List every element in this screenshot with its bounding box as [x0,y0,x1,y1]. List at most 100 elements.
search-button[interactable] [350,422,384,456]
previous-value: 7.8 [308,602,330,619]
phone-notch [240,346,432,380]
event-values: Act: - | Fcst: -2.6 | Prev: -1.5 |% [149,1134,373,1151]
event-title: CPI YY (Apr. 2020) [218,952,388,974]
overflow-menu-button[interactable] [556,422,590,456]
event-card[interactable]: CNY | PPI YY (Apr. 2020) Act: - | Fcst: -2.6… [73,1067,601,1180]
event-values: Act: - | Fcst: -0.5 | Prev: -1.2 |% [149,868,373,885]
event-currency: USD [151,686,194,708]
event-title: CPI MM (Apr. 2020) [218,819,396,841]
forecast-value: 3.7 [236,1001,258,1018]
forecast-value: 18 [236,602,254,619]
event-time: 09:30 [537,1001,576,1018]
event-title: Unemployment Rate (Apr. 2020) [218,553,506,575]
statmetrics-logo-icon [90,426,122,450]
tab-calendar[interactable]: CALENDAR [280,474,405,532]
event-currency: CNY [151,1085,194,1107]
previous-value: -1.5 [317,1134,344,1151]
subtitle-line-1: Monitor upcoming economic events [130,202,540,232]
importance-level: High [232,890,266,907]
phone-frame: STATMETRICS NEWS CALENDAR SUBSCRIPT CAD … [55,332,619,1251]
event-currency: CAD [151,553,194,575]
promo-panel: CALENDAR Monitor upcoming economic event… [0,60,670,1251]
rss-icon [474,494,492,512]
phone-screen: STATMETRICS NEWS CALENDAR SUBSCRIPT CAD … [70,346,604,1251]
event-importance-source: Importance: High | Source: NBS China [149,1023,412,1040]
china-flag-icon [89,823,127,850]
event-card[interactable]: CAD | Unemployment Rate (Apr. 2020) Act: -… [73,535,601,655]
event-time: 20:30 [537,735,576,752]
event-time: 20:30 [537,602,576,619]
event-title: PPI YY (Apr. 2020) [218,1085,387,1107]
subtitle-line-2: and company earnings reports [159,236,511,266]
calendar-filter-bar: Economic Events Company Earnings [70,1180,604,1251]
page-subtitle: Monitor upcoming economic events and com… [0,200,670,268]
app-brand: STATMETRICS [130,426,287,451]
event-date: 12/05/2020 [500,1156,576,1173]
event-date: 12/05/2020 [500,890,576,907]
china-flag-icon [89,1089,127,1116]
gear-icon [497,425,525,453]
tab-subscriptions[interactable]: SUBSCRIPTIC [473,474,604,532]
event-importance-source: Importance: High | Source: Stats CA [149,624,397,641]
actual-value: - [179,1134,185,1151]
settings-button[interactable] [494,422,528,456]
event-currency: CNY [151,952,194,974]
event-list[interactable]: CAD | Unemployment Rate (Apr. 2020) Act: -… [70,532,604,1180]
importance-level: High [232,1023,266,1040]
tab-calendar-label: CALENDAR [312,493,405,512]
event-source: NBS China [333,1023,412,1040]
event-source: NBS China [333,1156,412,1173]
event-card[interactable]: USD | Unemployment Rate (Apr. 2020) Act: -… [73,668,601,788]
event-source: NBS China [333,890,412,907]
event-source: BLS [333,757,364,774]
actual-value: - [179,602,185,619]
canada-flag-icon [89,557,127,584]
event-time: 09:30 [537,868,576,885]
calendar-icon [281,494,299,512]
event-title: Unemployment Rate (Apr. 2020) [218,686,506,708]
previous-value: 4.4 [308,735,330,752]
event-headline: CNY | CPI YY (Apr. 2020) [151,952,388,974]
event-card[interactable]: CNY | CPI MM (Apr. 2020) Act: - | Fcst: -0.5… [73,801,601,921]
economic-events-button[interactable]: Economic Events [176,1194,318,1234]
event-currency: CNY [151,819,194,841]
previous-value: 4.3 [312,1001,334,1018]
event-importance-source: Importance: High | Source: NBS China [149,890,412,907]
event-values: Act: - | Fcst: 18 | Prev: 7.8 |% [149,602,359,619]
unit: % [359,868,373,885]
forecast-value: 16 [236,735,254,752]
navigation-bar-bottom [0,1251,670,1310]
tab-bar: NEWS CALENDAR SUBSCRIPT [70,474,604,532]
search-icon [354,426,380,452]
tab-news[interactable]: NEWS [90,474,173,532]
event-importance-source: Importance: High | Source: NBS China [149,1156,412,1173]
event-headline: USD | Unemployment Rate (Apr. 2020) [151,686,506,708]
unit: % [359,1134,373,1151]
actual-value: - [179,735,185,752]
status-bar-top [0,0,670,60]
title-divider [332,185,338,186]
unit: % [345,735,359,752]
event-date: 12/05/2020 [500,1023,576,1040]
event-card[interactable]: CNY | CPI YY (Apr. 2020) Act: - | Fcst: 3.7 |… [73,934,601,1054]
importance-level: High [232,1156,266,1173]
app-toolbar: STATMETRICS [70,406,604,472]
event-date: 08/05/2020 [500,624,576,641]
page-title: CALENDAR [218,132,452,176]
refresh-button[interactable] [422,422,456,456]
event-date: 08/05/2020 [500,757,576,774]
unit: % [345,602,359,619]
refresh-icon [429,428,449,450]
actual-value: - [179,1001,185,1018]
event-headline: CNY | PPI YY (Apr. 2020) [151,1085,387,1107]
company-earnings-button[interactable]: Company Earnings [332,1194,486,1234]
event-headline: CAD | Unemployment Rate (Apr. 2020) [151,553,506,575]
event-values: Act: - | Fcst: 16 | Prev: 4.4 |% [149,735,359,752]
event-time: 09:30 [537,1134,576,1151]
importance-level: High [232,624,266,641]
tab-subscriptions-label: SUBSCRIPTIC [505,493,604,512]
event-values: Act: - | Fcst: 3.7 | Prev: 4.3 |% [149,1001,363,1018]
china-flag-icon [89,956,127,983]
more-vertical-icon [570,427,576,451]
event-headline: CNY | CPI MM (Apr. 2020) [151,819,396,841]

----------

What to do:
Update the material above by changing "event-date" to "release-date" wherever it occurs. Leave everything else the same.

Reply:
List every element in this screenshot with its bounding box as [x0,y0,x1,y1]. List at most 100 elements.
search-button[interactable] [350,422,384,456]
previous-value: 7.8 [308,602,330,619]
phone-notch [240,346,432,380]
event-values: Act: - | Fcst: -2.6 | Prev: -1.5 |% [149,1134,373,1151]
event-title: CPI YY (Apr. 2020) [218,952,388,974]
overflow-menu-button[interactable] [556,422,590,456]
event-card[interactable]: CNY | PPI YY (Apr. 2020) Act: - | Fcst: -2.6… [73,1067,601,1180]
event-values: Act: - | Fcst: -0.5 | Prev: -1.2 |% [149,868,373,885]
event-currency: USD [151,686,194,708]
event-title: CPI MM (Apr. 2020) [218,819,396,841]
forecast-value: 3.7 [236,1001,258,1018]
forecast-value: 18 [236,602,254,619]
event-time: 09:30 [537,1001,576,1018]
event-title: Unemployment Rate (Apr. 2020) [218,553,506,575]
statmetrics-logo-icon [90,426,122,450]
tab-calendar[interactable]: CALENDAR [280,474,405,532]
event-currency: CNY [151,1085,194,1107]
previous-value: -1.5 [317,1134,344,1151]
subtitle-line-1: Monitor upcoming economic events [130,202,540,232]
importance-level: High [232,890,266,907]
phone-frame: STATMETRICS NEWS CALENDAR SUBSCRIPT CAD … [55,332,619,1251]
event-currency: CAD [151,553,194,575]
promo-panel: CALENDAR Monitor upcoming economic event… [0,60,670,1251]
rss-icon [474,494,492,512]
phone-screen: STATMETRICS NEWS CALENDAR SUBSCRIPT CAD … [70,346,604,1251]
event-importance-source: Importance: High | Source: NBS China [149,1023,412,1040]
china-flag-icon [89,823,127,850]
event-card[interactable]: CAD | Unemployment Rate (Apr. 2020) Act: -… [73,535,601,655]
event-time: 20:30 [537,735,576,752]
event-time: 20:30 [537,602,576,619]
event-title: PPI YY (Apr. 2020) [218,1085,387,1107]
subtitle-line-2: and company earnings reports [159,236,511,266]
calendar-filter-bar: Economic Events Company Earnings [70,1180,604,1251]
page-subtitle: Monitor upcoming economic events and com… [0,200,670,268]
app-brand: STATMETRICS [130,426,287,451]
release-date: 12/05/2020 [500,1156,576,1173]
release-date: 12/05/2020 [500,890,576,907]
china-flag-icon [89,1089,127,1116]
gear-icon [497,425,525,453]
tab-subscriptions[interactable]: SUBSCRIPTIC [473,474,604,532]
event-importance-source: Importance: High | Source: Stats CA [149,624,397,641]
actual-value: - [179,1134,185,1151]
settings-button[interactable] [494,422,528,456]
event-currency: CNY [151,952,194,974]
event-list[interactable]: CAD | Unemployment Rate (Apr. 2020) Act: -… [70,532,604,1180]
importance-level: High [232,1023,266,1040]
tab-calendar-label: CALENDAR [312,493,405,512]
event-source: NBS China [333,1023,412,1040]
event-source: NBS China [333,1156,412,1173]
event-card[interactable]: USD | Unemployment Rate (Apr. 2020) Act: -… [73,668,601,788]
event-source: NBS China [333,890,412,907]
event-source: BLS [333,757,364,774]
actual-value: - [179,602,185,619]
canada-flag-icon [89,557,127,584]
event-time: 09:30 [537,868,576,885]
calendar-icon [281,494,299,512]
event-title: Unemployment Rate (Apr. 2020) [218,686,506,708]
previous-value: 4.4 [308,735,330,752]
event-headline: CNY | CPI YY (Apr. 2020) [151,952,388,974]
event-card[interactable]: CNY | CPI MM (Apr. 2020) Act: - | Fcst: -0.5… [73,801,601,921]
economic-events-button[interactable]: Economic Events [176,1194,318,1234]
event-currency: CNY [151,819,194,841]
previous-value: 4.3 [312,1001,334,1018]
event-importance-source: Importance: High | Source: NBS China [149,890,412,907]
event-values: Act: - | Fcst: 18 | Prev: 7.8 |% [149,602,359,619]
unit: % [359,868,373,885]
forecast-value: 16 [236,735,254,752]
navigation-bar-bottom [0,1251,670,1310]
tab-bar: NEWS CALENDAR SUBSCRIPT [70,474,604,532]
search-icon [354,426,380,452]
tab-news[interactable]: NEWS [90,474,173,532]
event-importance-source: Importance: High | Source: NBS China [149,1156,412,1173]
event-headline: USD | Unemployment Rate (Apr. 2020) [151,686,506,708]
unit: % [359,1134,373,1151]
actual-value: - [179,735,185,752]
status-bar-top [0,0,670,60]
title-divider [332,185,338,186]
unit: % [345,735,359,752]
release-date: 12/05/2020 [500,1023,576,1040]
event-card[interactable]: CNY | CPI YY (Apr. 2020) Act: - | Fcst: 3.7 |… [73,934,601,1054]
importance-level: High [232,1156,266,1173]
app-toolbar: STATMETRICS [70,406,604,472]
release-date: 08/05/2020 [500,624,576,641]
page-title: CALENDAR [218,132,452,176]
refresh-button[interactable] [422,422,456,456]
release-date: 08/05/2020 [500,757,576,774]
unit: % [345,602,359,619]
refresh-icon [429,428,449,450]
actual-value: - [179,1001,185,1018]
event-headline: CNY | PPI YY (Apr. 2020) [151,1085,387,1107]
company-earnings-button[interactable]: Company Earnings [332,1194,486,1234]
event-headline: CAD | Unemployment Rate (Apr. 2020) [151,553,506,575]
event-values: Act: - | Fcst: 16 | Prev: 4.4 |% [149,735,359,752]
event-time: 09:30 [537,1134,576,1151]
importance-level: High [232,624,266,641]
tab-subscriptions-label: SUBSCRIPTIC [505,493,604,512]
event-values: Act: - | Fcst: 3.7 | Prev: 4.3 |% [149,1001,363,1018]
china-flag-icon [89,956,127,983]
more-vertical-icon [570,427,576,451]
event-headline: CNY | CPI MM (Apr. 2020) [151,819,396,841]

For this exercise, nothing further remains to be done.